_Given request_
Copy every line of the records below that holds the word "Select".

[Data listing]
** Begin **
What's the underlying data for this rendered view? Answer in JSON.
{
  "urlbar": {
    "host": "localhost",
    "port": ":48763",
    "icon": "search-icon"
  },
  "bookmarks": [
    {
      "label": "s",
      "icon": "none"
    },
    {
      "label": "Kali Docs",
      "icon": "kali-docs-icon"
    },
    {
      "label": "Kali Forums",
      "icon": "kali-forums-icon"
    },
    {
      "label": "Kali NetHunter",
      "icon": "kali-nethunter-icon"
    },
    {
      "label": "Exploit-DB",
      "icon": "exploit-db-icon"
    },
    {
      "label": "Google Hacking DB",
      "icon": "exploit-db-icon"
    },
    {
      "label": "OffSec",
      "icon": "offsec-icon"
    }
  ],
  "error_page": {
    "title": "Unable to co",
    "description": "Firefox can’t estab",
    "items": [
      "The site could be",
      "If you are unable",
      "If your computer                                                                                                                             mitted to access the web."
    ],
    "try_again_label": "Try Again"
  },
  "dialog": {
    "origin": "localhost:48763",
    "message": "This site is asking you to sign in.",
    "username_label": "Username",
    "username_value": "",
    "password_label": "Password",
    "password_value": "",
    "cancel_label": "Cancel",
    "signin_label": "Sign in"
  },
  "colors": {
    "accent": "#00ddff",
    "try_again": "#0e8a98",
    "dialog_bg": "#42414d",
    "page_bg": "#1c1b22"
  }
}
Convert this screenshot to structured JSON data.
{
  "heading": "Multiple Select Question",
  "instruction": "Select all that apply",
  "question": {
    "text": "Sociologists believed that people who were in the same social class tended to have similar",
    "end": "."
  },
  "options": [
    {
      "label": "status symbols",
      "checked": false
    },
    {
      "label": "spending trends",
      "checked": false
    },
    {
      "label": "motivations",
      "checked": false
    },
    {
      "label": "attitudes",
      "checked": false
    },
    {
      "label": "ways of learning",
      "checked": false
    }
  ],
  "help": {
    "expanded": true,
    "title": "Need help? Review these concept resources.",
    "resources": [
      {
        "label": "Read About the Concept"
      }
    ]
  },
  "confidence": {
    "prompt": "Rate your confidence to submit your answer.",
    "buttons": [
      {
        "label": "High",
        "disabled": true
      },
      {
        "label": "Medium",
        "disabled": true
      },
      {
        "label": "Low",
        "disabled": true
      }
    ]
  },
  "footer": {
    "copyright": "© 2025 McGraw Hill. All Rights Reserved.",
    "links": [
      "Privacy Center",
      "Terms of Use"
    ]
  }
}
** End **
_Full output_
  "heading": "Multiple Select Question",
  "instruction": "Select all that apply",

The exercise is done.